Without the pictures, copy the entries below word for word.

◆ ◆ ◆ ◆ ◆ ◆ ◆

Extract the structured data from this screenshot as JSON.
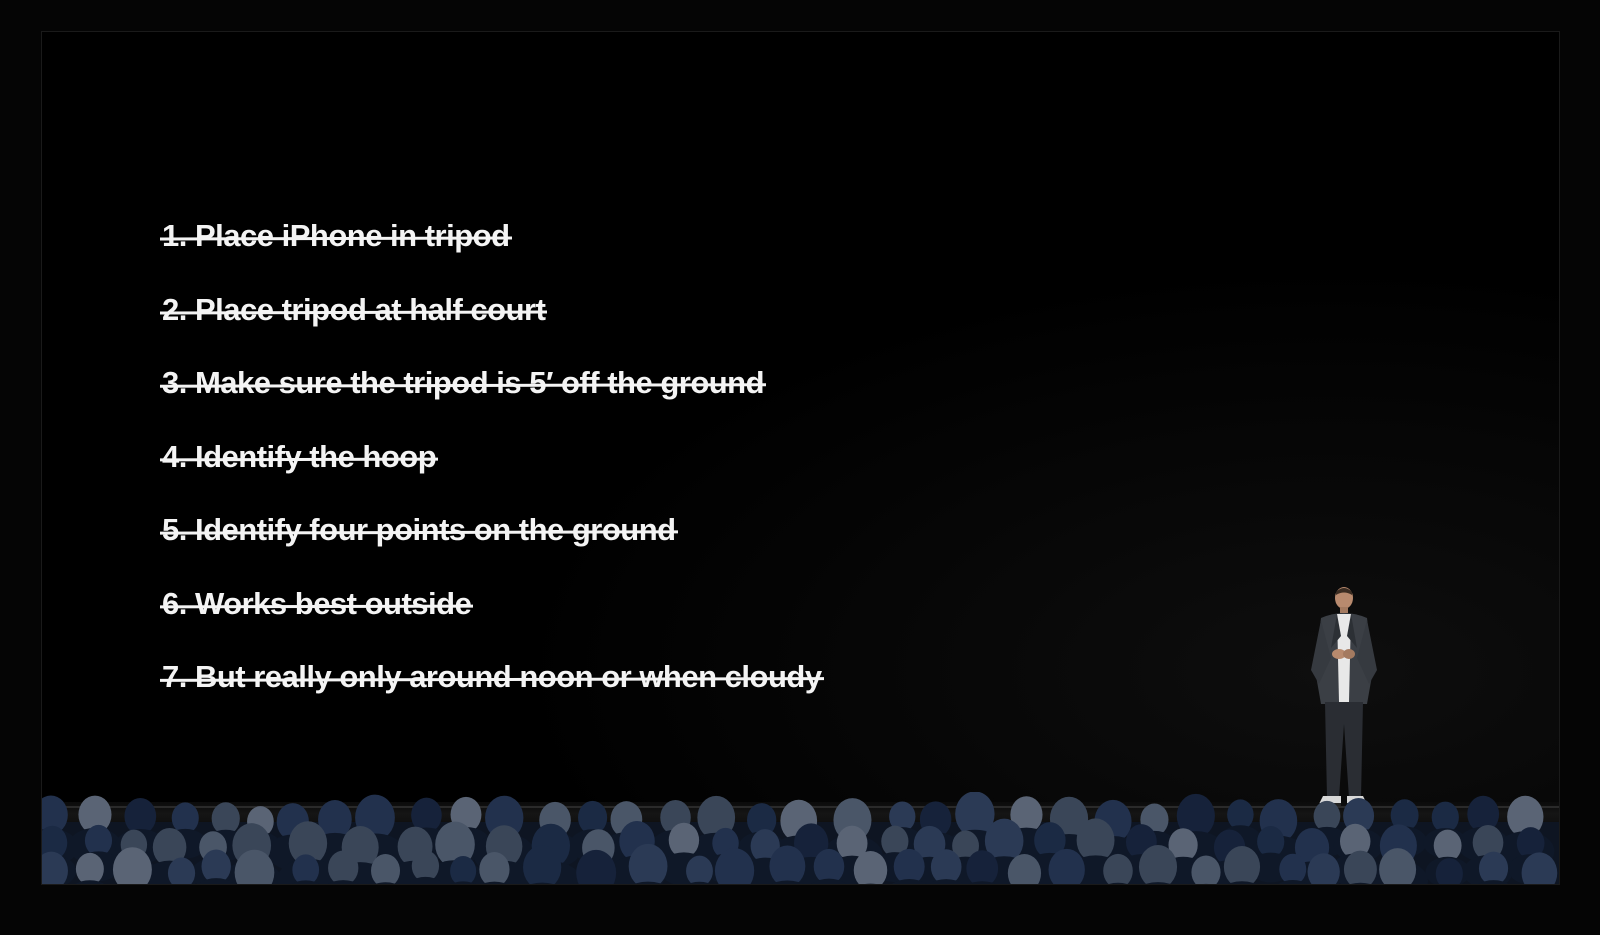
{
  "slide": {
    "checklist": [
      "1. Place iPhone in tripod",
      "2. Place tripod at half court",
      "3. Make sure the tripod is 5′ off the ground",
      "4. Identify the hoop",
      "5. Identify four points on the ground",
      "6. Works best outside",
      "7. But really only around noon or when cloudy"
    ]
  },
  "colors": {
    "background": "#000000",
    "text": "#f4f4f4",
    "audience": "#1b2a44"
  }
}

◆ ◆ ◆ ◆ ◆ ◆ ◆

> [Correct answer]:
Extract the structured data from this screenshot as JSON.
{
  "slide": {
    "checklist": [
      "1. Place iPhone in tripod",
      "2. Place tripod at half court",
      "3. Make sure the tripod is 5′ off the ground",
      "4. Identify the hoop",
      "5. Identify four points on the ground",
      "6. Works best outside",
      "7. But really only around noon or when cloudy"
    ]
  },
  "colors": {
    "background": "#000000",
    "text": "#f4f4f4",
    "audience": "#1b2a44"
  }
}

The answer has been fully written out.